* What the exercise asks
Copy the material below with "Description with numbered items" switched to "Description with labeled parts" everywhere, and leave every other part unchanged.

* Record excerpts
BEGIN

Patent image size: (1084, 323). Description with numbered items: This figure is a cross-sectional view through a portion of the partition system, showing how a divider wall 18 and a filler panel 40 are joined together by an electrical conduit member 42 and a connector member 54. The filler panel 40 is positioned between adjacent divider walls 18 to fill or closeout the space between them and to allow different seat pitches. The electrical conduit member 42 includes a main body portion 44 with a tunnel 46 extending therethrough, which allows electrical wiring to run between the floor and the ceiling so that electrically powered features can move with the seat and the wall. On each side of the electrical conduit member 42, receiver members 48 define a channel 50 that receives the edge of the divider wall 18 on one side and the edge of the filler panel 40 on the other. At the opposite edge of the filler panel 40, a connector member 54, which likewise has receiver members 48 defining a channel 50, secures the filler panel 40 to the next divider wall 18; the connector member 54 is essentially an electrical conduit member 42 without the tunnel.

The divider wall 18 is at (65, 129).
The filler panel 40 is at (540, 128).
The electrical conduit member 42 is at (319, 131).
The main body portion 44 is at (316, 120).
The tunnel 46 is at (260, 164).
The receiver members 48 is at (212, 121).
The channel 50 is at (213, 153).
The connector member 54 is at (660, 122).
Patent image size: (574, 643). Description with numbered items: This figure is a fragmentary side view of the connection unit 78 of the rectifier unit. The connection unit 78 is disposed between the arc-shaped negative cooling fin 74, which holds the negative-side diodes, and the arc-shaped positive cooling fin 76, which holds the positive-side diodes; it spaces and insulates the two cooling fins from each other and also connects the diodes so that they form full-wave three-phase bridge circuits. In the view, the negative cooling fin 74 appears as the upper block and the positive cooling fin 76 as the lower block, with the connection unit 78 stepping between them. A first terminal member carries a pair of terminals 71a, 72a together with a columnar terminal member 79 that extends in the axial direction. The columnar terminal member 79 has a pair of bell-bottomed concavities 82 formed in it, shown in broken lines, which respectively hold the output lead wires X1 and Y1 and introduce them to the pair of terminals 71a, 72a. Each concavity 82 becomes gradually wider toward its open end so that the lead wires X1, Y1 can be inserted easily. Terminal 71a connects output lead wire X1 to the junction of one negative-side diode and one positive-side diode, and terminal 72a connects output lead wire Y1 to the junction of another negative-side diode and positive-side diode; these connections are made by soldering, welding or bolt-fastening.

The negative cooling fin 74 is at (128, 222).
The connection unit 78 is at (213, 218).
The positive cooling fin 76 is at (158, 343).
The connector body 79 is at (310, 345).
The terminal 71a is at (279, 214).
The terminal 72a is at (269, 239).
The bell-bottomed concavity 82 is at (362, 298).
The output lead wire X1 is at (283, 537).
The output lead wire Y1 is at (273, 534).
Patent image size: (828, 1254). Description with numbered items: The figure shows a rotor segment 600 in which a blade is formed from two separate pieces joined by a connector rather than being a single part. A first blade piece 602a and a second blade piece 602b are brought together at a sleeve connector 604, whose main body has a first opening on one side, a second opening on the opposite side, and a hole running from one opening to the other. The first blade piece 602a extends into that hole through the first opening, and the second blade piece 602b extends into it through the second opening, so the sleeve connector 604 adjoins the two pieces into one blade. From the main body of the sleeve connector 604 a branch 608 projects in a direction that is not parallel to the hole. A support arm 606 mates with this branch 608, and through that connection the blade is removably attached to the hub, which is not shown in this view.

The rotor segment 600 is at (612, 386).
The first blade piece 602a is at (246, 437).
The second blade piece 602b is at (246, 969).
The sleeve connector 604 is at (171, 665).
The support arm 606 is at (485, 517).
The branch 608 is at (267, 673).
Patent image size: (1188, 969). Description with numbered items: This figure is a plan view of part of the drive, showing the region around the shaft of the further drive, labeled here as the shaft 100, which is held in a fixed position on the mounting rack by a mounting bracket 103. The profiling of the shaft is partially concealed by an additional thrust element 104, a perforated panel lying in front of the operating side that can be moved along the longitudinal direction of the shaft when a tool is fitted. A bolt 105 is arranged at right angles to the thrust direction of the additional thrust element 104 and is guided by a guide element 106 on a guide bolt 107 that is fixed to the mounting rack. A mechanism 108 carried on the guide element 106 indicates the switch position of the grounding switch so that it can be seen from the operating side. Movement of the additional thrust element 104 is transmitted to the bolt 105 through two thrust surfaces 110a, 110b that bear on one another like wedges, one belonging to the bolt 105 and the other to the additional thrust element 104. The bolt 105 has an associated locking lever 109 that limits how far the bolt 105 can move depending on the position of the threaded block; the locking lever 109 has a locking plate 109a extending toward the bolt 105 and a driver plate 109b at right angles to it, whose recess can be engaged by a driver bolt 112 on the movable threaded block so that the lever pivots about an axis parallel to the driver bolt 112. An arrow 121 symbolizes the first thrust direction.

END

* Output of the exercise
Patent image size: (1084, 323). Description with labeled parts: This figure is a cross-sectional view through a portion of the partition system, showing how a divider wall 18 and a filler panel 40 are joined together by an electrical conduit member 42 and a connector member 54. The filler panel 40 is positioned between adjacent divider walls 18 to fill or closeout the space between them and to allow different seat pitches. The electrical conduit member 42 includes a main body portion 44 with a tunnel 46 extending therethrough, which allows electrical wiring to run between the floor and the ceiling so that electrically powered features can move with the seat and the wall. On each side of the electrical conduit member 42, receiver members 48 define a channel 50 that receives the edge of the divider wall 18 on one side and the edge of the filler panel 40 on the other. At the opposite edge of the filler panel 40, a connector member 54, which likewise has receiver members 48 defining a channel 50, secures the filler panel 40 to the next divider wall 18; the connector member 54 is essentially an electrical conduit member 42 without the tunnel.

The divider wall 18 is at (65, 129).
The filler panel 40 is at (540, 128).
The electrical conduit member 42 is at (319, 131).
The main body portion 44 is at (316, 120).
The tunnel 46 is at (260, 164).
The receiver members 48 is at (212, 121).
The channel 50 is at (213, 153).
The connector member 54 is at (660, 122).
Patent image size: (574, 643). Description with labeled parts: This figure is a fragmentary side view of the connection unit 78 of the rectifier unit. The connection unit 78 is disposed between the arc-shaped negative cooling fin 74, which holds the negative-side diodes, and the arc-shaped positive cooling fin 76, which holds the positive-side diodes; it spaces and insulates the two cooling fins from each other and also connects the diodes so that they form full-wave three-phase bridge circuits. In the view, the negative cooling fin 74 appears as the upper block and the positive cooling fin 76 as the lower block, with the connection unit 78 stepping between them. A first terminal member carries a pair of terminals 71a, 72a together with a columnar terminal member 79 that extends in the axial direction. The columnar terminal member 79 has a pair of bell-bottomed concavities 82 formed in it, shown in broken lines, which respectively hold the output lead wires X1 and Y1 and introduce them to the pair of terminals 71a, 72a. Each concavity 82 becomes gradually wider toward its open end so that the lead wires X1, Y1 can be inserted easily. Terminal 71a connects output lead wire X1 to the junction of one negative-side diode and one positive-side diode, and terminal 72a connects output lead wire Y1 to the junction of another negative-side diode and positive-side diode; these connections are made by soldering, welding or bolt-fastening.

The negative cooling fin 74 is at (128, 222).
The connection unit 78 is at (213, 218).
The positive cooling fin 76 is at (158, 343).
The connector body 79 is at (310, 345).
The terminal 71a is at (279, 214).
The terminal 72a is at (269, 239).
The bell-bottomed concavity 82 is at (362, 298).
The output lead wire X1 is at (283, 537).
The output lead wire Y1 is at (273, 534).
Patent image size: (828, 1254). Description with labeled parts: The figure shows a rotor segment 600 in which a blade is formed from two separate pieces joined by a connector rather than being a single part. A first blade piece 602a and a second blade piece 602b are brought together at a sleeve connector 604, whose main body has a first opening on one side, a second opening on the opposite side, and a hole running from one opening to the other. The first blade piece 602a extends into that hole through the first opening, and the second blade piece 602b extends into it through the second opening, so the sleeve connector 604 adjoins the two pieces into one blade. From the main body of the sleeve connector 604 a branch 608 projects in a direction that is not parallel to the hole. A support arm 606 mates with this branch 608, and through that connection the blade is removably attached to the hub, which is not shown in this view.

The rotor segment 600 is at (612, 386).
The first blade piece 602a is at (246, 437).
The second blade piece 602b is at (246, 969).
The sleeve connector 604 is at (171, 665).
The support arm 606 is at (485, 517).
The branch 608 is at (267, 673).
Patent image size: (1188, 969). Description with labeled parts: This figure is a plan view of part of the drive, showing the region around the shaft of the further drive, labeled here as the shaft 100, which is held in a fixed position on the mounting rack by a mounting bracket 103. The profiling of the shaft is partially concealed by an additional thrust element 104, a perforated panel lying in front of the operating side that can be moved along the longitudinal direction of the shaft when a tool is fitted. A bolt 105 is arranged at right angles to the thrust direction of the additional thrust element 104 and is guided by a guide element 106 on a guide bolt 107 that is fixed to the mounting rack. A mechanism 108 carried on the guide element 106 indicates the switch position of the grounding switch so that it can be seen from the operating side. Movement of the additional thrust element 104 is transmitted to the bolt 105 through two thrust surfaces 110a, 110b that bear on one another like wedges, one belonging to the bolt 105 and the other to the additional thrust element 104. The bolt 105 has an associated locking lever 109 that limits how far the bolt 105 can move depending on the position of the threaded block; the locking lever 109 has a locking plate 109a extending toward the bolt 105 and a driver plate 109b at right angles to it, whose recess can be engaged by a driver bolt 112 on the movable threaded block so that the lever pivots about an axis parallel to the driver bolt 112. An arrow 121 symbolizes the first thrust direction.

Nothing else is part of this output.